— Begin —
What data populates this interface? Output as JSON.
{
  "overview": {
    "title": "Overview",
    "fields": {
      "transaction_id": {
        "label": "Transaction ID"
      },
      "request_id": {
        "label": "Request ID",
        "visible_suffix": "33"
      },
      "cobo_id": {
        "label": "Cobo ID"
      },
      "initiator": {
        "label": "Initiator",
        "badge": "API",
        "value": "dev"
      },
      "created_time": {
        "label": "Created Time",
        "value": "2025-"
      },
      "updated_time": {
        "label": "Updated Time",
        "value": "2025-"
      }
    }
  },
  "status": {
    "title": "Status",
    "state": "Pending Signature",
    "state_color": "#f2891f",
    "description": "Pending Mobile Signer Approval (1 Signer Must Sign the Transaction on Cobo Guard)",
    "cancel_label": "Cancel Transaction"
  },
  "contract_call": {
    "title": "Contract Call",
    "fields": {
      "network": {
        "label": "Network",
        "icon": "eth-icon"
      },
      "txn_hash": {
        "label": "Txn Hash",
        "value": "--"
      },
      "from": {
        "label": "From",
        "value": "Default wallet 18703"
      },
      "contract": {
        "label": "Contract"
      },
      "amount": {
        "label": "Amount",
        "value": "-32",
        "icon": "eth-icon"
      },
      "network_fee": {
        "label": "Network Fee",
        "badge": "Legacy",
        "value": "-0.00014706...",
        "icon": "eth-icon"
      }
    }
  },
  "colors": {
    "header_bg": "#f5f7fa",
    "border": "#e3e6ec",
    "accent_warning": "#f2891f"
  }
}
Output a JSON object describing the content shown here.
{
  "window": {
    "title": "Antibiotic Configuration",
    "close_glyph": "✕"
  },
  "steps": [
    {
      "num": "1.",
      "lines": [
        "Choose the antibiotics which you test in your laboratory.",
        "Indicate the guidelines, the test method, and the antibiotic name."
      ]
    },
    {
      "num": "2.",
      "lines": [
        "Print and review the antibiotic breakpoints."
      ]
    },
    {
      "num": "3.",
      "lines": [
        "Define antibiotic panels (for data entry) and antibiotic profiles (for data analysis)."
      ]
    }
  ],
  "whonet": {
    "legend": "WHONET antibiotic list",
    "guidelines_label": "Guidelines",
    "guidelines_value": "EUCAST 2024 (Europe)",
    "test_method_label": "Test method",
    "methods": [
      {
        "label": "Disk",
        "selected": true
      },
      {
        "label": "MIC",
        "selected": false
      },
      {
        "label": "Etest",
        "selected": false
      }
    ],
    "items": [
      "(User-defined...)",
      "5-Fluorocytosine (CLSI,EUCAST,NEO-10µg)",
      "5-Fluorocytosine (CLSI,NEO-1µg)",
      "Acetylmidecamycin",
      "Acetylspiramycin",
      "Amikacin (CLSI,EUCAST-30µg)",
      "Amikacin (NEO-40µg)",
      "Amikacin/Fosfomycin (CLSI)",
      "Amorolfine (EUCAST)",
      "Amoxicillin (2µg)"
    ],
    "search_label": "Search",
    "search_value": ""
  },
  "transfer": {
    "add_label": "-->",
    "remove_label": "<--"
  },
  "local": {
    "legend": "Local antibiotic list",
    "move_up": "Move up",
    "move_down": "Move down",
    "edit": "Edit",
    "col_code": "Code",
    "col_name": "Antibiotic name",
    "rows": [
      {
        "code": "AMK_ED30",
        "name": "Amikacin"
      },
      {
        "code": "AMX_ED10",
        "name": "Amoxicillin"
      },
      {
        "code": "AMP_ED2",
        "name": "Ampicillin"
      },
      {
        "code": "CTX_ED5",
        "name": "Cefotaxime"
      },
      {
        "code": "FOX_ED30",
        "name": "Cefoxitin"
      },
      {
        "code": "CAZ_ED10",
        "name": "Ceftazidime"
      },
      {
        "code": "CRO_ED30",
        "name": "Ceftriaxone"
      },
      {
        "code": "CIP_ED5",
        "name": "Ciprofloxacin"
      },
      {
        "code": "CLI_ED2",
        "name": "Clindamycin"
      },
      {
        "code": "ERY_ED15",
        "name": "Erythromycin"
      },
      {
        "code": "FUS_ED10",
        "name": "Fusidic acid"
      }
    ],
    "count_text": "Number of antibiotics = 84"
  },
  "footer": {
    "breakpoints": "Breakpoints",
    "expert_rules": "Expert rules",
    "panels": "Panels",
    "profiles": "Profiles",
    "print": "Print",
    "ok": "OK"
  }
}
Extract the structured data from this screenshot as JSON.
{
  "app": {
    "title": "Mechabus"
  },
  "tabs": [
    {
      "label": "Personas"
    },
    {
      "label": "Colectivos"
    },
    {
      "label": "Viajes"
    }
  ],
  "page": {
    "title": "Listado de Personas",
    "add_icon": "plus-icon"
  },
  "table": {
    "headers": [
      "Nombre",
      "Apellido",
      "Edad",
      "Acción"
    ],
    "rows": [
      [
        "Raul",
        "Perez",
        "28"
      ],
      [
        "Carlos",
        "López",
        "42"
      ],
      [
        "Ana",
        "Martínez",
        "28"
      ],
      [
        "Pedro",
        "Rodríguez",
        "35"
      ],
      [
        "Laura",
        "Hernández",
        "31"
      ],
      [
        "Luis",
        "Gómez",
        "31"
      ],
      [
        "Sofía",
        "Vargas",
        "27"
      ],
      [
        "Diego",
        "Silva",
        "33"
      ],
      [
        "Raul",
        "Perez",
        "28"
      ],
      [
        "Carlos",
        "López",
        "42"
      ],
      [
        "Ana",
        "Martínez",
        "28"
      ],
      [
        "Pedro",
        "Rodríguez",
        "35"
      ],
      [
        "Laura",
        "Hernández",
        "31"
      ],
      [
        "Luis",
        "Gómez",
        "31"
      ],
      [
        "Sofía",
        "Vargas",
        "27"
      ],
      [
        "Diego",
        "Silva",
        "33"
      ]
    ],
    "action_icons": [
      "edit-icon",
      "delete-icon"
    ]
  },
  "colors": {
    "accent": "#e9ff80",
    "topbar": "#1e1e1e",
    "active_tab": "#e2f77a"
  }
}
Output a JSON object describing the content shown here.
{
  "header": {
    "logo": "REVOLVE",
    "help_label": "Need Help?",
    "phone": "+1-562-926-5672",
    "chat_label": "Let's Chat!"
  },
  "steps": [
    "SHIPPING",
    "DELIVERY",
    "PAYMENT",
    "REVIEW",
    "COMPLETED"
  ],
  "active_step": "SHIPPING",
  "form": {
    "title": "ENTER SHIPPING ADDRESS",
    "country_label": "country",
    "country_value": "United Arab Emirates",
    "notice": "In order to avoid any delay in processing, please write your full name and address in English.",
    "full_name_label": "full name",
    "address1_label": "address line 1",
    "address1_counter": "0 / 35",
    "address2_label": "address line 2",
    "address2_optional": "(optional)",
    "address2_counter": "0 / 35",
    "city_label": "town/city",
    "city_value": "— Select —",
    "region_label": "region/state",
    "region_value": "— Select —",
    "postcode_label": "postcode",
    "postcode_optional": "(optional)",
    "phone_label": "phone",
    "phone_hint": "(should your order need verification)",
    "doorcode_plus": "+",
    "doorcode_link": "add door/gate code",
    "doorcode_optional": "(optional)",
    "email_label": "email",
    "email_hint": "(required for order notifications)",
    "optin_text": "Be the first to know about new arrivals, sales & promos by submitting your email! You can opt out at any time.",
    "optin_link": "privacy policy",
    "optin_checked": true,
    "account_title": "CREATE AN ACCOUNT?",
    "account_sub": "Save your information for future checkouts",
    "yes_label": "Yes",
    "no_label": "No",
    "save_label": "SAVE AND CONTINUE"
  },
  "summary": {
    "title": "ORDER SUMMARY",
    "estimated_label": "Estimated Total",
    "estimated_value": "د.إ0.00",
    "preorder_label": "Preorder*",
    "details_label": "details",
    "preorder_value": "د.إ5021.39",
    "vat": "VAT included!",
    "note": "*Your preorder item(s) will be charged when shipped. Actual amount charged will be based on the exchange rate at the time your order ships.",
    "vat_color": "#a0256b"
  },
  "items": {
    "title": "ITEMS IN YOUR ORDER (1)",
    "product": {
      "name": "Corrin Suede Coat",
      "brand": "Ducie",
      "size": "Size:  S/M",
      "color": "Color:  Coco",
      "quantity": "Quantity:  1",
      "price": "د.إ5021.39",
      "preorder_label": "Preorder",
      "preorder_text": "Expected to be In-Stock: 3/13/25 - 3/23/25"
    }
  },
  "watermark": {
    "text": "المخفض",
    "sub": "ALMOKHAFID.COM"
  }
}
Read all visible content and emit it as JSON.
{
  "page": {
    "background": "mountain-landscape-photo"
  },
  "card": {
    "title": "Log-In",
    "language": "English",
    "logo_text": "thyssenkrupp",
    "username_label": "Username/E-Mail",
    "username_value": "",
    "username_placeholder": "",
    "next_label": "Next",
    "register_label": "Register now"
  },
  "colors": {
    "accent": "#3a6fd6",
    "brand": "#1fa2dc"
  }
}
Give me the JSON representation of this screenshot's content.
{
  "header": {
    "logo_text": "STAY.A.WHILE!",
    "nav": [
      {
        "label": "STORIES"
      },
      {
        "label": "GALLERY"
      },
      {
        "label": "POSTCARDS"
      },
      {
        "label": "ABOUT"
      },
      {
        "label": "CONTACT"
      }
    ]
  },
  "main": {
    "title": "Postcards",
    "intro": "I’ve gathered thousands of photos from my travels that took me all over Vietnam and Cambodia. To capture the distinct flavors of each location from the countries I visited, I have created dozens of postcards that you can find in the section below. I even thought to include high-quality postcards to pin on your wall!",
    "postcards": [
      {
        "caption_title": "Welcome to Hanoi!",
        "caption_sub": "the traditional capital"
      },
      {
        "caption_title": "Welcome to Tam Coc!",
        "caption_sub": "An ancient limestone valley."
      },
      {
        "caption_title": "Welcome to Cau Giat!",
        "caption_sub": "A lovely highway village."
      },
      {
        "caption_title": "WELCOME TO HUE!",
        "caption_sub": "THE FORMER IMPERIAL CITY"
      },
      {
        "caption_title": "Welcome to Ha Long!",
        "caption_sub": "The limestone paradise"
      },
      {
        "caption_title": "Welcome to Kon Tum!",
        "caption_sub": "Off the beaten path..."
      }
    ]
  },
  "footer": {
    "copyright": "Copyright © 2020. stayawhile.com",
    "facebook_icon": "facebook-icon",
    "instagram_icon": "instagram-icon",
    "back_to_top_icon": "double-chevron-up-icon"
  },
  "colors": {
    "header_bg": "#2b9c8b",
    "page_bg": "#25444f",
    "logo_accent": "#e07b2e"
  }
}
— End —
■ **Exercise objective**
Extract, unchanged, the closing run of lines that opens with the line containing "Give me the" and ends with the last line.

■ **Solution**
Give me the JSON representation of this screenshot's content.
{
  "header": {
    "logo_text": "STAY.A.WHILE!",
    "nav": [
      {
        "label": "STORIES"
      },
      {
        "label": "GALLERY"
      },
      {
        "label": "POSTCARDS"
      },
      {
        "label": "ABOUT"
      },
      {
        "label": "CONTACT"
      }
    ]
  },
  "main": {
    "title": "Postcards",
    "intro": "I’ve gathered thousands of photos from my travels that took me all over Vietnam and Cambodia. To capture the distinct flavors of each location from the countries I visited, I have created dozens of postcards that you can find in the section below. I even thought to include high-quality postcards to pin on your wall!",
    "postcards": [
      {
        "caption_title": "Welcome to Hanoi!",
        "caption_sub": "the traditional capital"
      },
      {
        "caption_title": "Welcome to Tam Coc!",
        "caption_sub": "An ancient limestone valley."
      },
      {
        "caption_title": "Welcome to Cau Giat!",
        "caption_sub": "A lovely highway village."
      },
      {
        "caption_title": "WELCOME TO HUE!",
        "caption_sub": "THE FORMER IMPERIAL CITY"
      },
      {
        "caption_title": "Welcome to Ha Long!",
        "caption_sub": "The limestone paradise"
      },
      {
        "caption_title": "Welcome to Kon Tum!",
        "caption_sub": "Off the beaten path..."
      }
    ]
  },
  "footer": {
    "copyright": "Copyright © 2020. stayawhile.com",
    "facebook_icon": "facebook-icon",
    "instagram_icon": "instagram-icon",
    "back_to_top_icon": "double-chevron-up-icon"
  },
  "colors": {
    "header_bg": "#2b9c8b",
    "page_bg": "#25444f",
    "logo_accent": "#e07b2e"
  }
}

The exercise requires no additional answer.